[Instructions for the task]
Every record should be repeated exactly, except that pictures are left out.

--- start Material provided ---

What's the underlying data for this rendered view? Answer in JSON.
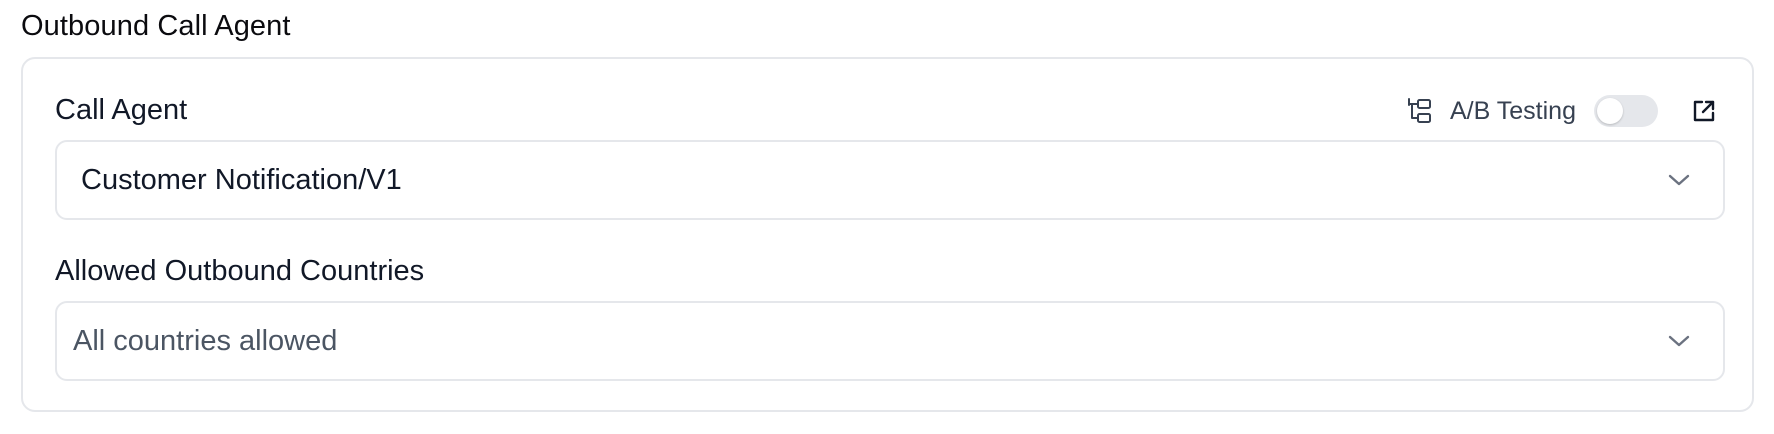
{
  "section": {
    "title": "Outbound Call Agent"
  },
  "call_agent": {
    "label": "Call Agent",
    "ab_testing_label": "A/B Testing",
    "ab_testing_enabled": false,
    "selected_value": "Customer Notification/V1"
  },
  "allowed_countries": {
    "label": "Allowed Outbound Countries",
    "placeholder": "All countries allowed"
  },
  "icons": {
    "ab_testing": "branch-icon",
    "open_external": "external-link-icon",
    "dropdown": "chevron-down-icon"
  },
  "colors": {
    "border": "#e5e7eb",
    "toggle_off": "#e5e7eb",
    "text": "#111827",
    "muted_text": "#4b5563"
  }
}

--- end Material provided ---

[Finished task]
What's the underlying data for this rendered view? Answer in JSON.
{
  "section": {
    "title": "Outbound Call Agent"
  },
  "call_agent": {
    "label": "Call Agent",
    "ab_testing_label": "A/B Testing",
    "ab_testing_enabled": false,
    "selected_value": "Customer Notification/V1"
  },
  "allowed_countries": {
    "label": "Allowed Outbound Countries",
    "placeholder": "All countries allowed"
  },
  "icons": {
    "ab_testing": "branch-icon",
    "open_external": "external-link-icon",
    "dropdown": "chevron-down-icon"
  },
  "colors": {
    "border": "#e5e7eb",
    "toggle_off": "#e5e7eb",
    "text": "#111827",
    "muted_text": "#4b5563"
  }
}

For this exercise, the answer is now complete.